Page extract —
By Bob Koigi

Farmers feeding their cows with a multi purpose sugary tuber are recording up to three more litres of milk a day.

They also save on feed cost, that has become unaffordable to dairy farmers due price prices.

This is because the tuber complements energy and protein levels that is not available in traditional feeds like Napier grass.

Fodder beet, commonly referred to as the fattening tuber, belongs to the beet family and is made up of beetroot and spinach.

The plant utilises both the leaves and its roots to provide a high energy and nutritive livestock feed. The tuber can be fed to all livestock including lambs and donkeys.

Nutrient content

 This is due to high-energy roots but falls short of the recommended protein levels with a paltry  six per cent.

However, its leaves bolster this shortage with leaves containing 17 per cent protein levels.

Nappier, the most common dairy fodder in Kenya, has a crude protein content of only nine per cent.

This is not high enough on its own to sustain adequate milk yields. It is therefore fed together with nappier for better results.

Farmers who have grown it over years refer to it as the fattening crop for its unrivaled ability to increase livestock weight.

“It does not just make the cow fat, its ensures that the cow produces lean meat but also increases weight in a healthy way,” said Juanta Kiere, a dairy farmer from Kinangop.

Advantageous crop

 “I have been feeding my sheep with fodder beet for three years now and I can tell the difference when they have been fed with it and when they haven’t,” remarked Mleto Ndemi, a sheep farmer from Elburgon.

“The sheep hair is velvety and soft which is hard to get. Sheep hair is largely determined by what the sheep is fed.”

Scientists and researchers agree that feeding livestock with fodder beet has advantages than traditional feeds.

“Its the high protein levels that trigger enzymic reactions and other important metabolic activities necessary for good growth of livestock,” says Dr Janet Muheria a scientist from Moi University.

Source material —
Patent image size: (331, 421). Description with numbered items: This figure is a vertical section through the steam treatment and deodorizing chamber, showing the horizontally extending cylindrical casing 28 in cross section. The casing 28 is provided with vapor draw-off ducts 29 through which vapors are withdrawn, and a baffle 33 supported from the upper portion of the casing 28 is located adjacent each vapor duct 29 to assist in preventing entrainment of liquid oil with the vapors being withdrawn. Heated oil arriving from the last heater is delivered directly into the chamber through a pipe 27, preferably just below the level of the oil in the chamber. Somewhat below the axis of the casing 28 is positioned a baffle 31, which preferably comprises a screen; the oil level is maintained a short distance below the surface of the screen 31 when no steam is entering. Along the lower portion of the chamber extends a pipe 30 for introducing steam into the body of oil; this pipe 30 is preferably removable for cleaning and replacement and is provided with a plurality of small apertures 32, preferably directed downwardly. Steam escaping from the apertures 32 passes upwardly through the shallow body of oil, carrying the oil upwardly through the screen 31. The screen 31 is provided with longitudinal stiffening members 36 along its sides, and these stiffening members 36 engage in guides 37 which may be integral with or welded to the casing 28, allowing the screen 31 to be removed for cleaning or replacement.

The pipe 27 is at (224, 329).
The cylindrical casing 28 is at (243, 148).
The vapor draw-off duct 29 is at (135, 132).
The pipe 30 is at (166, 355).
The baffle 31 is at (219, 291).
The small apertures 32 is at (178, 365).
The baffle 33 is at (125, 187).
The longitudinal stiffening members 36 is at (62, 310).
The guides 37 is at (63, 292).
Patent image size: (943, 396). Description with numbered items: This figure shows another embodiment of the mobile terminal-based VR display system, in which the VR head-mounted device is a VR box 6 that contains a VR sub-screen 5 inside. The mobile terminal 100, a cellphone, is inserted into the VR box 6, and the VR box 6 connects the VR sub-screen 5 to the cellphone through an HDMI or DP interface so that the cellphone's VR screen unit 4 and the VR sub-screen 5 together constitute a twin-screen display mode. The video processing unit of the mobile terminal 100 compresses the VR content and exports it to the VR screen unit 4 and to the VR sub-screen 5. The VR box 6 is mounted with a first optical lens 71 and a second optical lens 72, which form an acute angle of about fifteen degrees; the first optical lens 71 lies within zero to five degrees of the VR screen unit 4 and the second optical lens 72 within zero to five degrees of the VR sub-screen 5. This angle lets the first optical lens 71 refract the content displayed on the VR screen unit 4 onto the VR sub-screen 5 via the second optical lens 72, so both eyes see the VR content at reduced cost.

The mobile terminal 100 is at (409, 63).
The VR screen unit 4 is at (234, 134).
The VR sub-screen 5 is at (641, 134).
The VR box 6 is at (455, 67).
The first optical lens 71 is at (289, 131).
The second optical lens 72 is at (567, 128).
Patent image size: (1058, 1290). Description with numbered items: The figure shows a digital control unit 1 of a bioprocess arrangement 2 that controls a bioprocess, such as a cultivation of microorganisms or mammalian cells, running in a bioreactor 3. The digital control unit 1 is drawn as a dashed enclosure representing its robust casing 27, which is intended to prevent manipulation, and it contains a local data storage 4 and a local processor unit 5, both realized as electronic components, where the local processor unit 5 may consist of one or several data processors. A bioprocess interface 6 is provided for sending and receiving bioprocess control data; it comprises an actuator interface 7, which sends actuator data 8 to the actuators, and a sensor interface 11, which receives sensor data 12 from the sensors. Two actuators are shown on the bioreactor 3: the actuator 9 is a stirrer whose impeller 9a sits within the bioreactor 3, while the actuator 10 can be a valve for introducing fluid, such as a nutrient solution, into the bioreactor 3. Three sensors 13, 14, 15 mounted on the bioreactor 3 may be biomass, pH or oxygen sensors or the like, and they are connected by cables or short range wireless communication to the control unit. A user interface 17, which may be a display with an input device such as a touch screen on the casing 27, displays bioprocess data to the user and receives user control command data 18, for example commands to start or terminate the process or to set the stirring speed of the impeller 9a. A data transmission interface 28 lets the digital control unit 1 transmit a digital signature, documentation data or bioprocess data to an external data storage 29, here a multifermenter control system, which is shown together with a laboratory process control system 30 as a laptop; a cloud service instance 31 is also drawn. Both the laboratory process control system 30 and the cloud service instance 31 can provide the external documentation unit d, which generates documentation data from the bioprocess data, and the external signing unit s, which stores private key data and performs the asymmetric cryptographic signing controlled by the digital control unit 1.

Problem to solve — Update the fodder beet article text between "They also save" and "like Napier grass.", inclusive, replacing "Napier grass" with "hay".

Problem solution —
They also save on feed cost, that has become unaffordable to dairy farmers due price prices.

This is because the tuber complements energy and protein levels that is not available in traditional feeds like hay.